(Figure contents as structured data)
----
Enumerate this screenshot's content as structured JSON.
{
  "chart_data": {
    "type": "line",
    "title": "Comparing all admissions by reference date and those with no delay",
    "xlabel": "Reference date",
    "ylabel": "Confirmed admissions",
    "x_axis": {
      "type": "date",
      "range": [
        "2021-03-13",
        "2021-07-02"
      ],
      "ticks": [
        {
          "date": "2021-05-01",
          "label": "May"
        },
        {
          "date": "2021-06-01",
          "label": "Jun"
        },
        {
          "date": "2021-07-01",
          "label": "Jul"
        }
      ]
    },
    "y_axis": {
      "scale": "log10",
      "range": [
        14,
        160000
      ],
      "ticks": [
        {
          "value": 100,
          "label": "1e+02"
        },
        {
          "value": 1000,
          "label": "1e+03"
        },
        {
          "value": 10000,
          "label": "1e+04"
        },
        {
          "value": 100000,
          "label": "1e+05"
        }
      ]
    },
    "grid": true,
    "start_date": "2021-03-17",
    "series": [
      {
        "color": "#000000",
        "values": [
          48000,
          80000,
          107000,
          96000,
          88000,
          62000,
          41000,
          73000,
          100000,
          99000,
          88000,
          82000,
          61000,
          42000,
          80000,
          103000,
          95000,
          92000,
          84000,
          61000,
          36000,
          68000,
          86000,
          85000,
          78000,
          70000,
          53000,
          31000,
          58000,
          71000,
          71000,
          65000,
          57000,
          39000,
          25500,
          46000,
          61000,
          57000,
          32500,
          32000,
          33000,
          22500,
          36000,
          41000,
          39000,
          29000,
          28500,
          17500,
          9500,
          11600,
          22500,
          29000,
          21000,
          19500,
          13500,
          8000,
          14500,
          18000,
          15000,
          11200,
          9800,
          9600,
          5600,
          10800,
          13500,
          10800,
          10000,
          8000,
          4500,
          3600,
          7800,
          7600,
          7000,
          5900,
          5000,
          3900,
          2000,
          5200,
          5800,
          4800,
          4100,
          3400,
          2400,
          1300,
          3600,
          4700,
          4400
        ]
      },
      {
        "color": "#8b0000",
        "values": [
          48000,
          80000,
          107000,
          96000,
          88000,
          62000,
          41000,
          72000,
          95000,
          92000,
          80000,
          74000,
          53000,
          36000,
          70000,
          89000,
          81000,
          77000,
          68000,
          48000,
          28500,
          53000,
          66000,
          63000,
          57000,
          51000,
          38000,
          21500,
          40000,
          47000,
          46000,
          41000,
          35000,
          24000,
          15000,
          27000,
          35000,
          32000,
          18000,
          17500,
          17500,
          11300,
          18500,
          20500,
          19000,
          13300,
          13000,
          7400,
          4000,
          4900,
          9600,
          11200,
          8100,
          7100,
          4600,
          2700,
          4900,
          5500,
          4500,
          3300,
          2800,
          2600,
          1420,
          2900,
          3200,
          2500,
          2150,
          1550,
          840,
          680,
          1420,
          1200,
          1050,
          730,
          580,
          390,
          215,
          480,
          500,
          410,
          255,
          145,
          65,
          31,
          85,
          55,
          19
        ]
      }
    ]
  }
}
----
Direction>
Type the whole listing again, unaltered.

Task answer>
Enumerate this screenshot's content as structured JSON.
{
  "chart_data": {
    "type": "line",
    "title": "Comparing all admissions by reference date and those with no delay",
    "xlabel": "Reference date",
    "ylabel": "Confirmed admissions",
    "x_axis": {
      "type": "date",
      "range": [
        "2021-03-13",
        "2021-07-02"
      ],
      "ticks": [
        {
          "date": "2021-05-01",
          "label": "May"
        },
        {
          "date": "2021-06-01",
          "label": "Jun"
        },
        {
          "date": "2021-07-01",
          "label": "Jul"
        }
      ]
    },
    "y_axis": {
      "scale": "log10",
      "range": [
        14,
        160000
      ],
      "ticks": [
        {
          "value": 100,
          "label": "1e+02"
        },
        {
          "value": 1000,
          "label": "1e+03"
        },
        {
          "value": 10000,
          "label": "1e+04"
        },
        {
          "value": 100000,
          "label": "1e+05"
        }
      ]
    },
    "grid": true,
    "start_date": "2021-03-17",
    "series": [
      {
        "color": "#000000",
        "values": [
          48000,
          80000,
          107000,
          96000,
          88000,
          62000,
          41000,
          73000,
          100000,
          99000,
          88000,
          82000,
          61000,
          42000,
          80000,
          103000,
          95000,
          92000,
          84000,
          61000,
          36000,
          68000,
          86000,
          85000,
          78000,
          70000,
          53000,
          31000,
          58000,
          71000,
          71000,
          65000,
          57000,
          39000,
          25500,
          46000,
          61000,
          57000,
          32500,
          32000,
          33000,
          22500,
          36000,
          41000,
          39000,
          29000,
          28500,
          17500,
          9500,
          11600,
          22500,
          29000,
          21000,
          19500,
          13500,
          8000,
          14500,
          18000,
          15000,
          11200,
          9800,
          9600,
          5600,
          10800,
          13500,
          10800,
          10000,
          8000,
          4500,
          3600,
          7800,
          7600,
          7000,
          5900,
          5000,
          3900,
          2000,
          5200,
          5800,
          4800,
          4100,
          3400,
          2400,
          1300,
          3600,
          4700,
          4400
        ]
      },
      {
        "color": "#8b0000",
        "values": [
          48000,
          80000,
          107000,
          96000,
          88000,
          62000,
          41000,
          72000,
          95000,
          92000,
          80000,
          74000,
          53000,
          36000,
          70000,
          89000,
          81000,
          77000,
          68000,
          48000,
          28500,
          53000,
          66000,
          63000,
          57000,
          51000,
          38000,
          21500,
          40000,
          47000,
          46000,
          41000,
          35000,
          24000,
          15000,
          27000,
          35000,
          32000,
          18000,
          17500,
          17500,
          11300,
          18500,
          20500,
          19000,
          13300,
          13000,
          7400,
          4000,
          4900,
          9600,
          11200,
          8100,
          7100,
          4600,
          2700,
          4900,
          5500,
          4500,
          3300,
          2800,
          2600,
          1420,
          2900,
          3200,
          2500,
          2150,
          1550,
          840,
          680,
          1420,
          1200,
          1050,
          730,
          580,
          390,
          215,
          480,
          500,
          410,
          255,
          145,
          65,
          31,
          85,
          55,
          19
        ]
      }
    ]
  }
}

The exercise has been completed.